## WRITTEN REQUEST
List each line holding the string "Market".
## begin RAW RECORDS
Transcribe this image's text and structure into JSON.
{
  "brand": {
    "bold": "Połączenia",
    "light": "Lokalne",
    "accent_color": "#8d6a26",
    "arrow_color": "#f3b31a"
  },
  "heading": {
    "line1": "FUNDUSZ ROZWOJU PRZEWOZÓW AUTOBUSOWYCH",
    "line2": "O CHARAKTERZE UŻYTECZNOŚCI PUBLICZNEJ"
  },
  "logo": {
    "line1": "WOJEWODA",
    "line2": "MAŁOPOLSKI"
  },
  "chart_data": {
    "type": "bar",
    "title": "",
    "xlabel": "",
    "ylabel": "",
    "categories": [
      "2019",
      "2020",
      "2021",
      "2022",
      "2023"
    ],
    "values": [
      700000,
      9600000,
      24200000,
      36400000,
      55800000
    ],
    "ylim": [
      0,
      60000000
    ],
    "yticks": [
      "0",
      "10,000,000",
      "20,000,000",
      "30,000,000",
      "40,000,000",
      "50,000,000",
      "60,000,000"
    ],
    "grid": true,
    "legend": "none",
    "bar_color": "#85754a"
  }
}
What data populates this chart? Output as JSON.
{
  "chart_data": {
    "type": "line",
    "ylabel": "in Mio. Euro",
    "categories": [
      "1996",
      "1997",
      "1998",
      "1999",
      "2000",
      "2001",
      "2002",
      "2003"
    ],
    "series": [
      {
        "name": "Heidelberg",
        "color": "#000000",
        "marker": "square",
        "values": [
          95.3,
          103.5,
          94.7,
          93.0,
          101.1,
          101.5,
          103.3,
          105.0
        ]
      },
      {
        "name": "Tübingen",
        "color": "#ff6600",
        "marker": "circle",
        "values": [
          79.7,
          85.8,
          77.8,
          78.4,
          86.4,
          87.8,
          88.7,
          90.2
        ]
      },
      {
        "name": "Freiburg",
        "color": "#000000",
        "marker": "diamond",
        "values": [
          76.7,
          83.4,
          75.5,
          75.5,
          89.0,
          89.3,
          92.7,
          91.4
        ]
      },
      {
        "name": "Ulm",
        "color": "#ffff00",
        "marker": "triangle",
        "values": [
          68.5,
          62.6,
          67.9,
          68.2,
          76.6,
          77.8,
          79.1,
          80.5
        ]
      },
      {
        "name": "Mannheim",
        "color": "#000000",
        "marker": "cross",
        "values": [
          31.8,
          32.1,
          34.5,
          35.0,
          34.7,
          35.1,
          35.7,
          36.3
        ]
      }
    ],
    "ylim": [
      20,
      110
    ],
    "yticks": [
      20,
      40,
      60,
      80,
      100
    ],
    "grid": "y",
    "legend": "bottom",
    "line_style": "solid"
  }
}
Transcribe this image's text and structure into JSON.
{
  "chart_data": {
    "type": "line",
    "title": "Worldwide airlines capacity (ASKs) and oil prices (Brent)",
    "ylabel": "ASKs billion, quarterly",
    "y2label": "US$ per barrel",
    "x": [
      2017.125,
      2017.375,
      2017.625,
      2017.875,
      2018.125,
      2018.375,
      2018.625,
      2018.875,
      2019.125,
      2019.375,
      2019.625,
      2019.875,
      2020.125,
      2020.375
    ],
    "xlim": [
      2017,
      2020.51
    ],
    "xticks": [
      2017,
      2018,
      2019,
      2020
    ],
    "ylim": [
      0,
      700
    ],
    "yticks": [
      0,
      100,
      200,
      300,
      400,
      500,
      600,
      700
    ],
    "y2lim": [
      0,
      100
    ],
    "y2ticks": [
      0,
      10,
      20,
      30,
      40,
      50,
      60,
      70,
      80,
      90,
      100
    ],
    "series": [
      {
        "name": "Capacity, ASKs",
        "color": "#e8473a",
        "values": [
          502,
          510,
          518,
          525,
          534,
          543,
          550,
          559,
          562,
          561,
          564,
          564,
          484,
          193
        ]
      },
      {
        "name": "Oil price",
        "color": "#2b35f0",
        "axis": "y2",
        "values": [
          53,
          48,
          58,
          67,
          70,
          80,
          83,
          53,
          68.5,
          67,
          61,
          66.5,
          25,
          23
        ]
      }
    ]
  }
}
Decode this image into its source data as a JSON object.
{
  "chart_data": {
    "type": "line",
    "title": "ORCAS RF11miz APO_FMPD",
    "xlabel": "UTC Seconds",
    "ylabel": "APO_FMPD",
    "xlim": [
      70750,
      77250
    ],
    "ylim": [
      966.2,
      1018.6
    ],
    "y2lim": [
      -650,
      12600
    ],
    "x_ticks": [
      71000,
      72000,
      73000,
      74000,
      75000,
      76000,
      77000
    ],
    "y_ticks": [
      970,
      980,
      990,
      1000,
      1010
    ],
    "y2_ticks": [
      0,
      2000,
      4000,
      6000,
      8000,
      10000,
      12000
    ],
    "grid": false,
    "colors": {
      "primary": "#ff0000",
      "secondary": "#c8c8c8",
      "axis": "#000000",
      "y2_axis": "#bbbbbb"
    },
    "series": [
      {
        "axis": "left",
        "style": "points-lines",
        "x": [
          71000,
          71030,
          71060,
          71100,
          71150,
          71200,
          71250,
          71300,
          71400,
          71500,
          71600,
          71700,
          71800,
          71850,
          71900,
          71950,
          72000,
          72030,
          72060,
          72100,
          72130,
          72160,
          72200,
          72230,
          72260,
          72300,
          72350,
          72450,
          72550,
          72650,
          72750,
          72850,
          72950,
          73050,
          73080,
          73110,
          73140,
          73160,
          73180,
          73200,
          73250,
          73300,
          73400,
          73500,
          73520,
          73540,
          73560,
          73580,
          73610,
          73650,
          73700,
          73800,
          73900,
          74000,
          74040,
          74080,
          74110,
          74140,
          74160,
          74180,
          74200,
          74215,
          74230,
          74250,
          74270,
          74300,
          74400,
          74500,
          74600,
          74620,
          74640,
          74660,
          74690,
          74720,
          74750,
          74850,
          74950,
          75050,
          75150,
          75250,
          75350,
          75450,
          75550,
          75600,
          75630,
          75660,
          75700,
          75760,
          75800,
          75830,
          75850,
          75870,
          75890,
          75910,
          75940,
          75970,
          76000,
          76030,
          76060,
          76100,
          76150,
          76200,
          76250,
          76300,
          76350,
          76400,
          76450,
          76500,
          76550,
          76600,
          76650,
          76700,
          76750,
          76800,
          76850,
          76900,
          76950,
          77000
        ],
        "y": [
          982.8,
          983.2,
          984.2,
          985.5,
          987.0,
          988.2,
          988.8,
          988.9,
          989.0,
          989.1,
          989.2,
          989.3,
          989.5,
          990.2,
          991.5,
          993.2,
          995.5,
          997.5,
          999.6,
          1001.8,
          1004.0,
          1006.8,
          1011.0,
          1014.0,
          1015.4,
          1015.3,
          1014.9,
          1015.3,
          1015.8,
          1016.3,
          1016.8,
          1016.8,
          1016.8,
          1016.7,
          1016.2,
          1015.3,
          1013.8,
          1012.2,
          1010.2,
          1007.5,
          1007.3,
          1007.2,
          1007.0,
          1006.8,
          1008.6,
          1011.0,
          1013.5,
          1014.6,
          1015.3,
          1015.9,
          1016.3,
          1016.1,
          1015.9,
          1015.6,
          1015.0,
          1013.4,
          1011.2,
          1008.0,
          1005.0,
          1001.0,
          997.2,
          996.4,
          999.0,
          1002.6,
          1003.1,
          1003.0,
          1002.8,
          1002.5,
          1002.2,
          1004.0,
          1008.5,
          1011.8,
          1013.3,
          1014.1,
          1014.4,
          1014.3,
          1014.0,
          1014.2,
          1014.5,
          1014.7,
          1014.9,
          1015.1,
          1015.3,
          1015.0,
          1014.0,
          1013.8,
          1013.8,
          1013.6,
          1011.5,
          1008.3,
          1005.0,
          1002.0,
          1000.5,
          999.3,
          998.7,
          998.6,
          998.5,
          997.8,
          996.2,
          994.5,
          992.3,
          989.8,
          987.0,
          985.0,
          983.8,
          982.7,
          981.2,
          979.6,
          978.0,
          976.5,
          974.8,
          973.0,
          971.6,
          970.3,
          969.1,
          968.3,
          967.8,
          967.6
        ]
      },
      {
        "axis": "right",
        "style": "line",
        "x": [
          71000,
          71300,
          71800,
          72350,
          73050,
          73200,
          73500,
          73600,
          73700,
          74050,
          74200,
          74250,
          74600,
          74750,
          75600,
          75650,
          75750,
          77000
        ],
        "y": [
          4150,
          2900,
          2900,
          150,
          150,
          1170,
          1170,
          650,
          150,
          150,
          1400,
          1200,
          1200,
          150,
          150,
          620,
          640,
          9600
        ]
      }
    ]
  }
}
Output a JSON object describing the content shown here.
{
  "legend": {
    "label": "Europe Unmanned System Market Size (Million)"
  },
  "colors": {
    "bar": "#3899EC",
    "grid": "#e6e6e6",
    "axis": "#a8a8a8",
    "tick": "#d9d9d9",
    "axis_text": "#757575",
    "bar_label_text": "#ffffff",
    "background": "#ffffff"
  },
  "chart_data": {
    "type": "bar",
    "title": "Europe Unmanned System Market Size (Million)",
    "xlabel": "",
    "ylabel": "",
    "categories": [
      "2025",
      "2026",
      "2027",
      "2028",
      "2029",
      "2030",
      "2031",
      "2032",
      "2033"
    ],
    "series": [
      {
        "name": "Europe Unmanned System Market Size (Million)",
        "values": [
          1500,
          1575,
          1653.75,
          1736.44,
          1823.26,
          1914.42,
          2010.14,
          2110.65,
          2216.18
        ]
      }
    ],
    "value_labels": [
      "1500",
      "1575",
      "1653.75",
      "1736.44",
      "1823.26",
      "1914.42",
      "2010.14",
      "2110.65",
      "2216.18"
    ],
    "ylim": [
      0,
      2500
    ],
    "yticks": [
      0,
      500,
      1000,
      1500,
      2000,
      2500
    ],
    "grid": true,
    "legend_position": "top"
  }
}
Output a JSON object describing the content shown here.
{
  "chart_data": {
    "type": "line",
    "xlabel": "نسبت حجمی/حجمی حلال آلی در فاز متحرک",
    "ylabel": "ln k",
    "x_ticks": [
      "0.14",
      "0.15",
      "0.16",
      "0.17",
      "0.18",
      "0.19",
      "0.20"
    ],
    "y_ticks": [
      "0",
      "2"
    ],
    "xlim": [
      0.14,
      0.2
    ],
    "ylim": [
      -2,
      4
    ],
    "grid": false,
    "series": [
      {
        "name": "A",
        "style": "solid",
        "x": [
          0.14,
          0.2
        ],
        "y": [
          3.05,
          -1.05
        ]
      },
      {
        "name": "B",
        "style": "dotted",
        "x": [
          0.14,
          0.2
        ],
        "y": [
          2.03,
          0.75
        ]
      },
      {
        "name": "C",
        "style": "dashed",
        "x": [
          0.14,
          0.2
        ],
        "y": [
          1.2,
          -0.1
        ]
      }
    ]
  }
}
## end RAW RECORDS
## EXPECTED OUTPUT
    "label": "Europe Unmanned System Market Size (Million)"
    "title": "Europe Unmanned System Market Size (Million)",
        "name": "Europe Unmanned System Market Size (Million)",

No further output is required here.